Image element box records:
----
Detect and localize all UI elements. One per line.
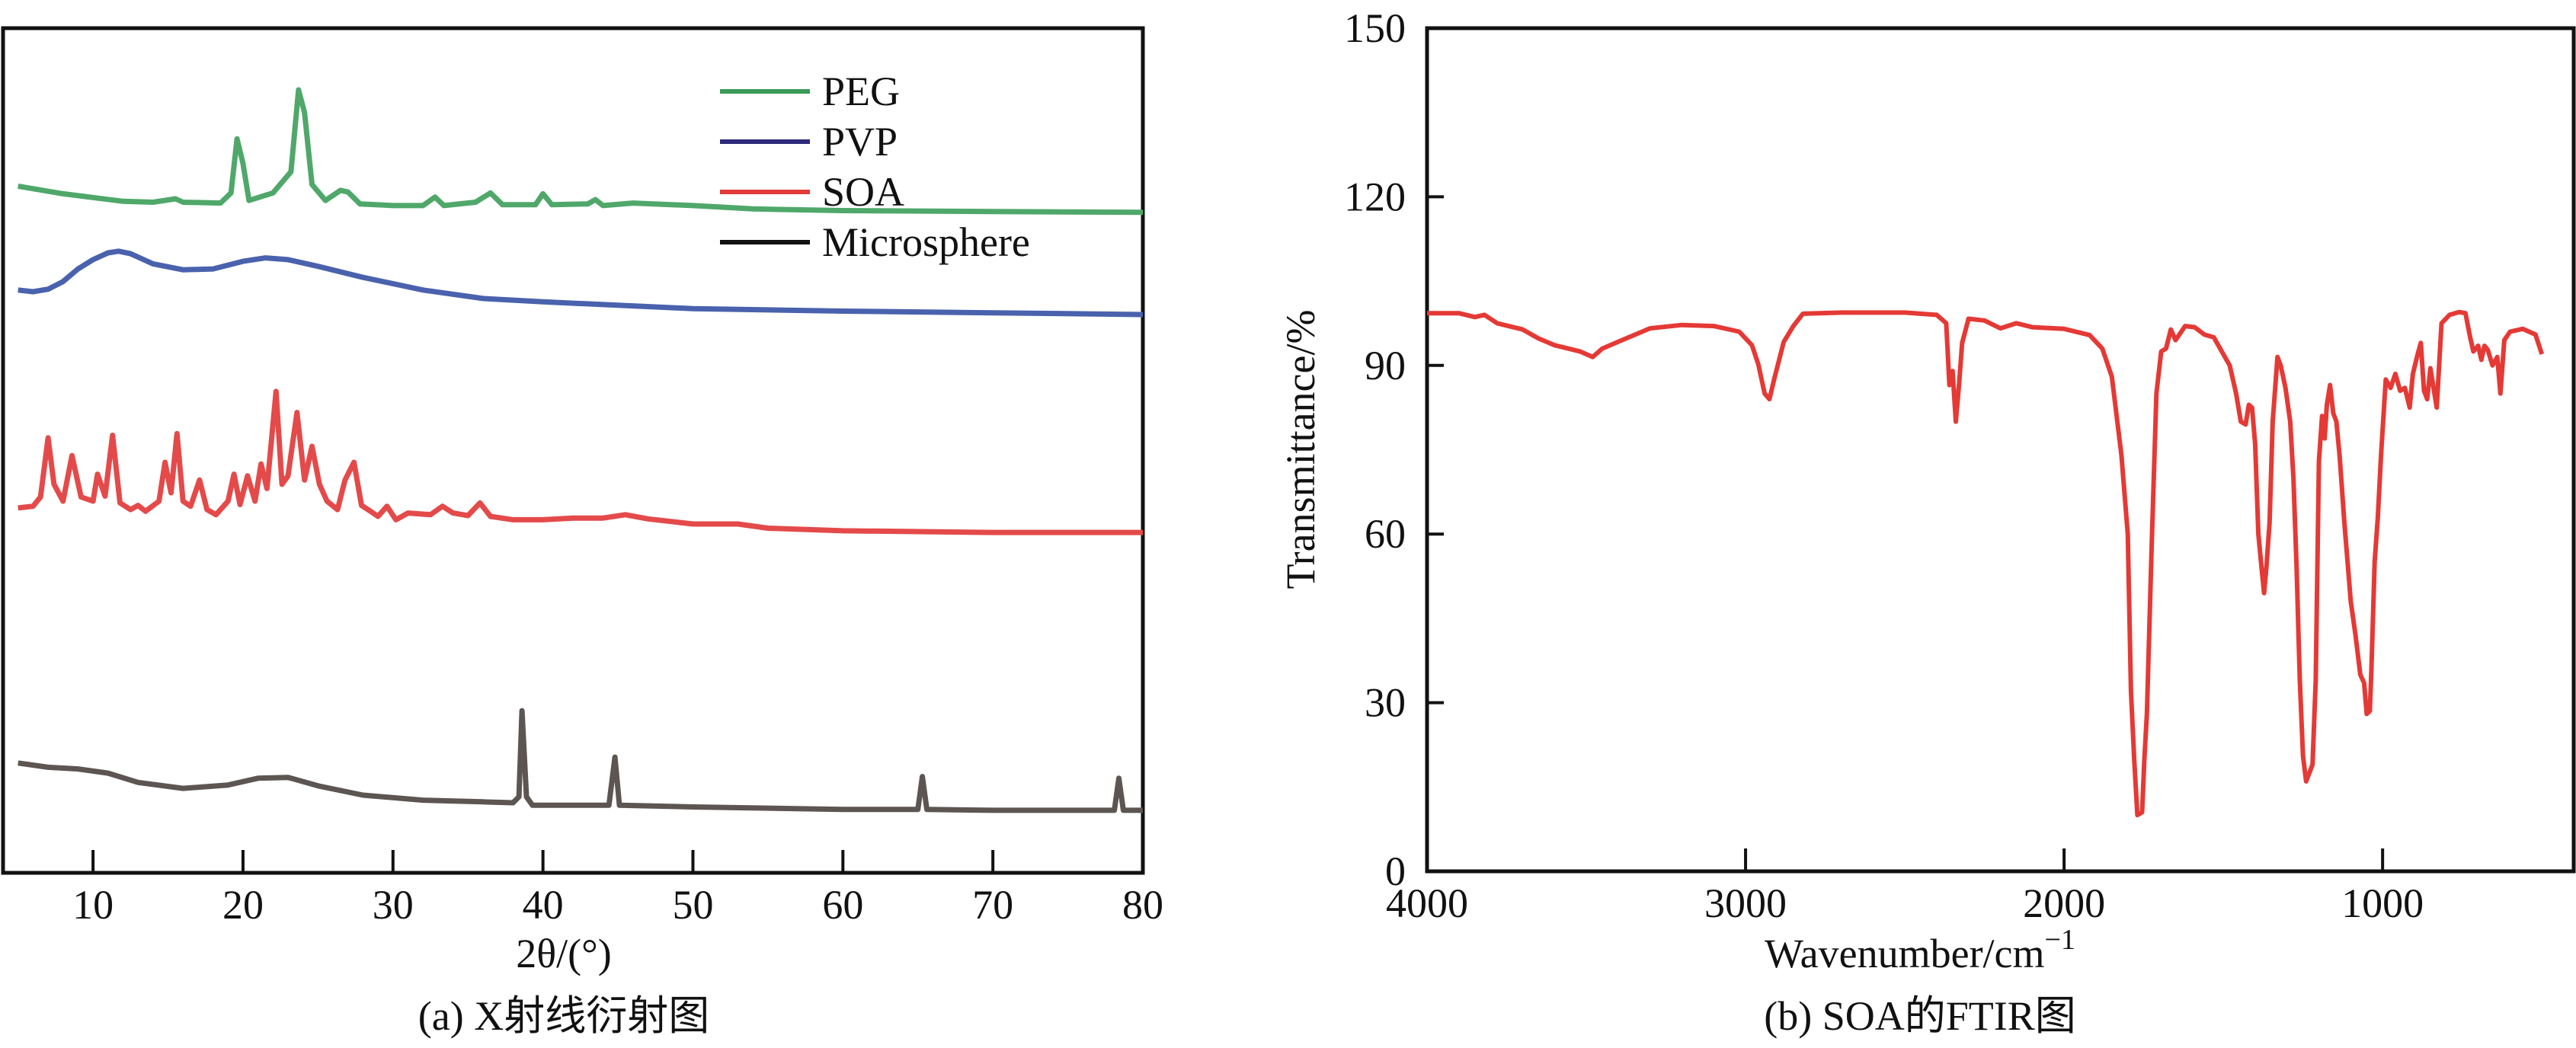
ftir-series-group — [1427, 309, 2545, 818]
xrd-series-peg — [18, 87, 1144, 216]
xrd-x-tick-label: 10 — [72, 882, 114, 928]
xrd-x-axis-title: 2θ/(°) — [516, 931, 611, 976]
xrd-series-microsphere — [18, 708, 1143, 813]
legend-label-pvp: PVP — [822, 119, 898, 165]
ftir-series-soa — [1427, 309, 2545, 818]
ftir-y-tick-label: 120 — [1344, 174, 1406, 219]
ftir-y-tick-label: 60 — [1365, 511, 1406, 557]
ftir-x-tick-label: 4000 — [1386, 880, 1468, 926]
xrd-x-tick-label: 20 — [222, 882, 264, 928]
xrd-x-tick-label: 80 — [1122, 882, 1163, 928]
ftir-x-axis-title: Wavenumber/cm−1 — [1765, 924, 2075, 976]
ftir-panel: 4000 3000 2000 1000 0 30 60 90 120 150 Wavenumbe… — [1278, 5, 2576, 1039]
ftir-plot-frame — [1425, 26, 2576, 874]
ftir-x-axis-title-superscript: −1 — [2045, 924, 2075, 956]
ftir-x-tick-label: 1000 — [2341, 880, 2424, 926]
ftir-y-tick-label: 30 — [1365, 680, 1406, 726]
ftir-y-ticks: 0 30 60 90 120 150 — [1344, 5, 1444, 894]
legend-label-microsphere: Microsphere — [822, 219, 1030, 265]
ftir-y-tick-label: 90 — [1365, 343, 1406, 388]
legend-label-soa: SOA — [822, 169, 904, 215]
xrd-x-tick-label: 50 — [672, 882, 713, 928]
legend-label-peg: PEG — [822, 69, 900, 114]
ftir-x-ticks: 4000 3000 2000 1000 — [1386, 848, 2424, 926]
xrd-caption: (a) X射线衍射图 — [418, 993, 709, 1039]
xrd-series-soa — [18, 388, 1143, 535]
xrd-x-tick-label: 30 — [373, 882, 414, 928]
ftir-y-tick-label: 0 — [1385, 848, 1406, 894]
ftir-caption: (b) SOA的FTIR图 — [1764, 993, 2076, 1039]
xrd-series-pvp — [18, 248, 1144, 318]
ftir-x-tick-label: 3000 — [1704, 880, 1787, 926]
xrd-x-tick-label: 40 — [523, 882, 564, 928]
ftir-y-axis-title: Transmittance/% — [1278, 310, 1323, 590]
xrd-x-tick-label: 60 — [822, 882, 863, 928]
ftir-x-tick-label: 2000 — [2023, 880, 2105, 926]
ftir-x-axis-title-main: Wavenumber/cm — [1765, 931, 2045, 976]
xrd-series-group — [18, 87, 1144, 813]
xrd-plot-frame — [1, 26, 1145, 875]
xrd-x-ticks: 10 20 30 40 50 60 70 80 — [72, 850, 1163, 928]
xrd-x-tick-label: 70 — [972, 882, 1013, 928]
ftir-y-tick-label: 150 — [1344, 5, 1406, 51]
----
### Instructions for the task
Can you reproduce every line of the entries above word for word, omitting the pictures?

### Completed task
Detect and localize all UI elements. One per line.
ftir-series-group — [1427, 309, 2545, 818]
xrd-series-peg — [18, 87, 1144, 216]
xrd-x-tick-label: 10 — [72, 882, 114, 928]
xrd-x-axis-title: 2θ/(°) — [516, 931, 611, 976]
xrd-series-microsphere — [18, 708, 1143, 813]
legend-label-pvp: PVP — [822, 119, 898, 165]
ftir-series-soa — [1427, 309, 2545, 818]
ftir-y-tick-label: 120 — [1344, 174, 1406, 219]
ftir-y-tick-label: 60 — [1365, 511, 1406, 557]
ftir-x-tick-label: 4000 — [1386, 880, 1468, 926]
xrd-x-tick-label: 20 — [222, 882, 264, 928]
xrd-x-tick-label: 80 — [1122, 882, 1163, 928]
ftir-x-axis-title: Wavenumber/cm−1 — [1765, 924, 2075, 976]
ftir-panel: 4000 3000 2000 1000 0 30 60 90 120 150 Wavenumbe… — [1278, 5, 2576, 1039]
ftir-plot-frame — [1425, 26, 2576, 874]
ftir-x-axis-title-superscript: −1 — [2045, 924, 2075, 956]
ftir-x-tick-label: 1000 — [2341, 880, 2424, 926]
ftir-y-tick-label: 30 — [1365, 680, 1406, 726]
ftir-y-ticks: 0 30 60 90 120 150 — [1344, 5, 1444, 894]
legend-label-microsphere: Microsphere — [822, 219, 1030, 265]
ftir-y-tick-label: 90 — [1365, 343, 1406, 388]
legend-label-soa: SOA — [822, 169, 904, 215]
xrd-x-tick-label: 50 — [672, 882, 713, 928]
legend-label-peg: PEG — [822, 69, 900, 114]
ftir-x-ticks: 4000 3000 2000 1000 — [1386, 848, 2424, 926]
xrd-caption: (a) X射线衍射图 — [418, 993, 709, 1039]
xrd-series-soa — [18, 388, 1143, 535]
xrd-x-tick-label: 30 — [373, 882, 414, 928]
ftir-y-tick-label: 0 — [1385, 848, 1406, 894]
ftir-caption: (b) SOA的FTIR图 — [1764, 993, 2076, 1039]
xrd-series-pvp — [18, 248, 1144, 318]
ftir-x-tick-label: 3000 — [1704, 880, 1787, 926]
xrd-x-tick-label: 40 — [523, 882, 564, 928]
ftir-y-axis-title: Transmittance/% — [1278, 310, 1323, 590]
xrd-x-tick-label: 60 — [822, 882, 863, 928]
ftir-x-tick-label: 2000 — [2023, 880, 2105, 926]
ftir-x-axis-title-main: Wavenumber/cm — [1765, 931, 2045, 976]
xrd-series-group — [18, 87, 1144, 813]
xrd-plot-frame — [1, 26, 1145, 875]
xrd-x-ticks: 10 20 30 40 50 60 70 80 — [72, 850, 1163, 928]
xrd-x-tick-label: 70 — [972, 882, 1013, 928]
ftir-y-tick-label: 150 — [1344, 5, 1406, 51]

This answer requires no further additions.